Where does the string "COLLEGE" appear? Copy every line of the entries below that holds it.

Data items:
..........
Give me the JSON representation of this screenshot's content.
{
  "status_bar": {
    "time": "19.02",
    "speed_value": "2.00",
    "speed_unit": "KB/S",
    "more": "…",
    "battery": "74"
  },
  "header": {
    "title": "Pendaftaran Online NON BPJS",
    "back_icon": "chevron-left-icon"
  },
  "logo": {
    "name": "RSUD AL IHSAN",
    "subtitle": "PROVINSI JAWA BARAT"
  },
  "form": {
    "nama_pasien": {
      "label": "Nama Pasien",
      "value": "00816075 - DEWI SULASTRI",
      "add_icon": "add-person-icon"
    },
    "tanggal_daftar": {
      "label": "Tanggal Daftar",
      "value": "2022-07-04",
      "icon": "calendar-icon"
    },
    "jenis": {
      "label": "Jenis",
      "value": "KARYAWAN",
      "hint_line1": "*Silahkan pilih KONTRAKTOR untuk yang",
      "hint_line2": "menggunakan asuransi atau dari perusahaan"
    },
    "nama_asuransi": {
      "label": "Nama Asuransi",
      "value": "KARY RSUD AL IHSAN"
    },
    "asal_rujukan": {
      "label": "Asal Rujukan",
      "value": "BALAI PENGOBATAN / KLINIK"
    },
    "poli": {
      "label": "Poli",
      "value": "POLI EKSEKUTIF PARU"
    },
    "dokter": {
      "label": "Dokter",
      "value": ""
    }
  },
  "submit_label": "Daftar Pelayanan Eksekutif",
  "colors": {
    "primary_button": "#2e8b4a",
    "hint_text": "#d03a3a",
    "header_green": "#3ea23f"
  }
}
..........
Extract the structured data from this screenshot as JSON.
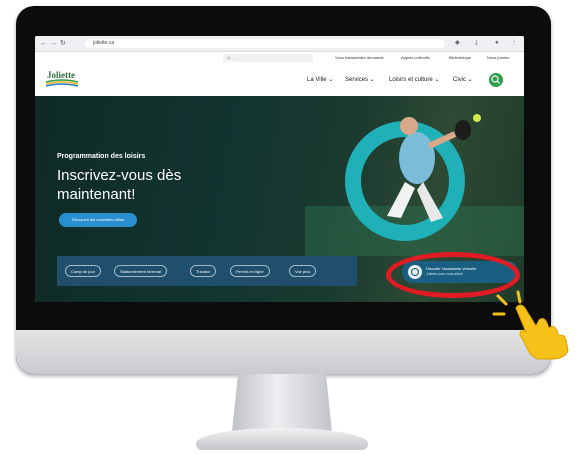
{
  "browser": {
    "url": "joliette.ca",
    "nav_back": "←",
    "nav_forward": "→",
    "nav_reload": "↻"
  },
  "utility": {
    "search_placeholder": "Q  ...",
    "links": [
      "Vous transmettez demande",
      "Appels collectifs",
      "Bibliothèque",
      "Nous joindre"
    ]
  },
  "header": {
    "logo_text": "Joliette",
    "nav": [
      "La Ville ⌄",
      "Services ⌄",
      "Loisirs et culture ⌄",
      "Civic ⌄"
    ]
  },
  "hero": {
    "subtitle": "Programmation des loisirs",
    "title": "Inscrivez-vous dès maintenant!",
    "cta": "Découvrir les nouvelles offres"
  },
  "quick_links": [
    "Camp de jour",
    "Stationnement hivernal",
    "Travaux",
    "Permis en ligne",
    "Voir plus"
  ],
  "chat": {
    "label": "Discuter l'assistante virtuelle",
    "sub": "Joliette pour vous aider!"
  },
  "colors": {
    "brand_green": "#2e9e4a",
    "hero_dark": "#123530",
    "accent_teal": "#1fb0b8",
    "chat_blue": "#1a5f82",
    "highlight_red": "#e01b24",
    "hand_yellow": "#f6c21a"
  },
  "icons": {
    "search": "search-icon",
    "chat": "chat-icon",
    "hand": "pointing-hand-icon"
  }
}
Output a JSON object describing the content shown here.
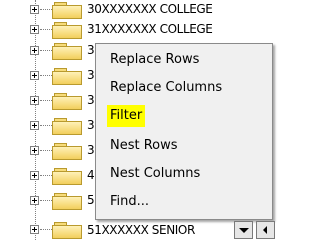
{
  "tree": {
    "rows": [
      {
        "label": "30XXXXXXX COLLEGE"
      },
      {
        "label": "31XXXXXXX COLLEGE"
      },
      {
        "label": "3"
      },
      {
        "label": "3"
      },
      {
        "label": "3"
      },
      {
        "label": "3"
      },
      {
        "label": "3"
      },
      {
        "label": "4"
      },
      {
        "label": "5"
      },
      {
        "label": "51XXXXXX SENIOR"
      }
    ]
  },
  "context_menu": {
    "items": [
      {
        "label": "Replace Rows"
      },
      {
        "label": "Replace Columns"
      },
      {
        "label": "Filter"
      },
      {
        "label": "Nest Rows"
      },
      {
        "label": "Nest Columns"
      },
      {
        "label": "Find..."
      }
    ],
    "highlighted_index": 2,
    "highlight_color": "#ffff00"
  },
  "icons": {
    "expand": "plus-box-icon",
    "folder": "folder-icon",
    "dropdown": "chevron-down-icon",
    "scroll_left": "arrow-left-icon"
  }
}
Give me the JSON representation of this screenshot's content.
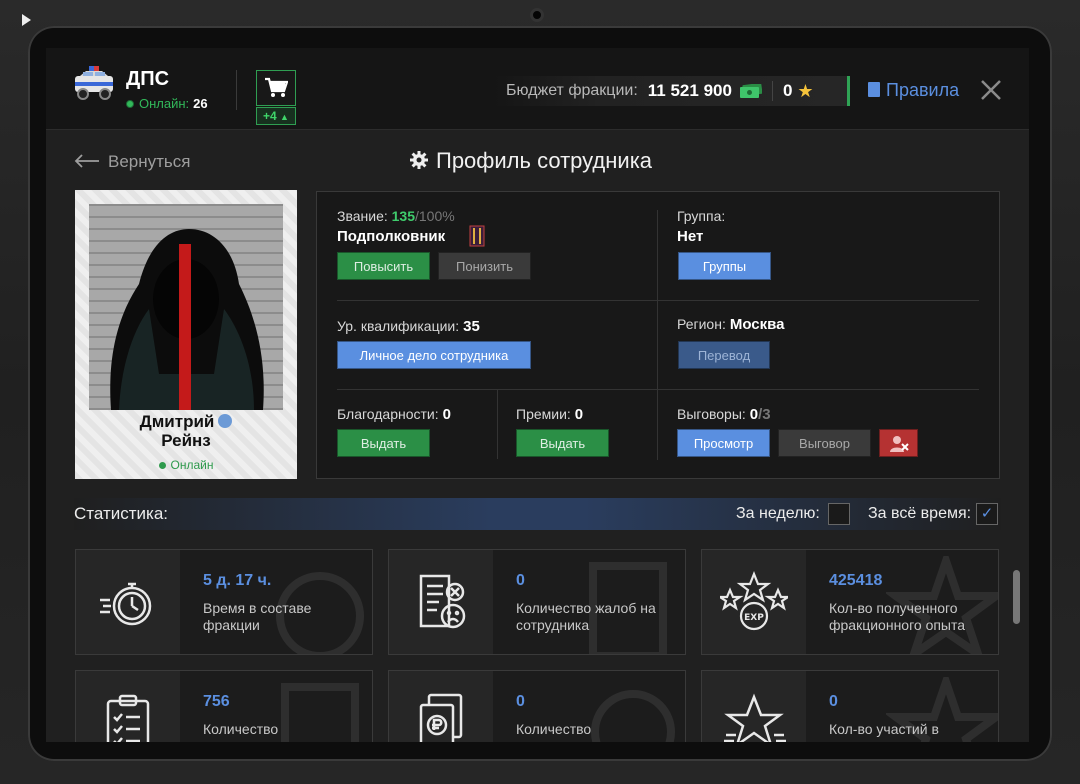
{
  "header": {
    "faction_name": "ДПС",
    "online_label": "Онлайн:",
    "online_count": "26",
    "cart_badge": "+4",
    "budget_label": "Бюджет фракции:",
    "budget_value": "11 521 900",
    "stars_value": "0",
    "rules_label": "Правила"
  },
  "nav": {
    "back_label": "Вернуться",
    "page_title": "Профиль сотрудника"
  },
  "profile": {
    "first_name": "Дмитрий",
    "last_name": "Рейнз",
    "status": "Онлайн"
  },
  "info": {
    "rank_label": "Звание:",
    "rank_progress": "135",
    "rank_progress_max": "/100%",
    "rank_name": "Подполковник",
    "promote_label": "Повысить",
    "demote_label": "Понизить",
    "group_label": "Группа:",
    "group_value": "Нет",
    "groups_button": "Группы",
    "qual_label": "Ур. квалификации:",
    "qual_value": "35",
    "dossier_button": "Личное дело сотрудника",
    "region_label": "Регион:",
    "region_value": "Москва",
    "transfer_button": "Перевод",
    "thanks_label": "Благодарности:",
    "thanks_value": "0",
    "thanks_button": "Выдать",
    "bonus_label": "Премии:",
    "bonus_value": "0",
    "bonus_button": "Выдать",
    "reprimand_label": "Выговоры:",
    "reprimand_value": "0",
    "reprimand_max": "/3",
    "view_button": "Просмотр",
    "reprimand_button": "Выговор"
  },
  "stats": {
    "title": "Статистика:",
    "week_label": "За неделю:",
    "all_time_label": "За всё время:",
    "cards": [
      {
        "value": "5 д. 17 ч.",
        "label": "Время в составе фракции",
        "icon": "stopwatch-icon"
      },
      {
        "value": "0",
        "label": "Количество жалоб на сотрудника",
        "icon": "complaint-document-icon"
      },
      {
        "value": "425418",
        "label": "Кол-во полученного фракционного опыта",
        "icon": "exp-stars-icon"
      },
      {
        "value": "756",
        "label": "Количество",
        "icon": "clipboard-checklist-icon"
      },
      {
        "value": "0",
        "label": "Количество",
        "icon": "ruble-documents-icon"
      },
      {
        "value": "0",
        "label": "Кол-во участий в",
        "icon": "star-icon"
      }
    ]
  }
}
..........
Result of the task:
        "label": "30XXXXXXX COLLEGE"
        "label": "31XXXXXXX COLLEGE"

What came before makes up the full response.